TASK.
Look for "temperature" in the listing below. Gather each line that contains it.

----

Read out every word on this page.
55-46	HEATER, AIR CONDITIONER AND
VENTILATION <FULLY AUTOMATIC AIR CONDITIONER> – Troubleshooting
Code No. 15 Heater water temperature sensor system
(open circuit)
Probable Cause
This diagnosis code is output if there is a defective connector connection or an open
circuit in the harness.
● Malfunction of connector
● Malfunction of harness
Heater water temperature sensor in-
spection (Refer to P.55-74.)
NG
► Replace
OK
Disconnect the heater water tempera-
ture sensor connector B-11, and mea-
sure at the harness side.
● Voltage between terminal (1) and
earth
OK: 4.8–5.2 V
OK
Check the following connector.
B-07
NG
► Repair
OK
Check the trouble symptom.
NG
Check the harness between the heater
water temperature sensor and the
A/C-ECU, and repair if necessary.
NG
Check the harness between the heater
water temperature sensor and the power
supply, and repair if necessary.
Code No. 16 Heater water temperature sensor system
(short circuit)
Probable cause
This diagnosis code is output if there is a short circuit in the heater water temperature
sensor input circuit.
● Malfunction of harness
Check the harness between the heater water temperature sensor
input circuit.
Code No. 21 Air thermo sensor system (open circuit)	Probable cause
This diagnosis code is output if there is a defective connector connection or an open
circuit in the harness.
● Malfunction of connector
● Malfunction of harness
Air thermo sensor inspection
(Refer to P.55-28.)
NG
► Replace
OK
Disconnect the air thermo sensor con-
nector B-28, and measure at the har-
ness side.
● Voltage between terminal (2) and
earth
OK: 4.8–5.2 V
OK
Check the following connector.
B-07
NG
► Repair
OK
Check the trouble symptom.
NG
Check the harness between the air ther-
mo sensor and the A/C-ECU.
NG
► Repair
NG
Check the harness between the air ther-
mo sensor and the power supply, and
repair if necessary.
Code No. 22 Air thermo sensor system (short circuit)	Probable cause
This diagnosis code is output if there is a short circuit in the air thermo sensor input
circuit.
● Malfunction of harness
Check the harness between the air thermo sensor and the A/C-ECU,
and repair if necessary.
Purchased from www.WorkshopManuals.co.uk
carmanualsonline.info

----

FINAL RESULT.
Code No. 15 Heater water temperature sensor system
Heater water temperature sensor in-
water temperature sensor and the
water temperature sensor and the power
Code No. 16 Heater water temperature sensor system
This diagnosis code is output if there is a short circuit in the heater water temperature
Check the harness between the heater water temperature sensor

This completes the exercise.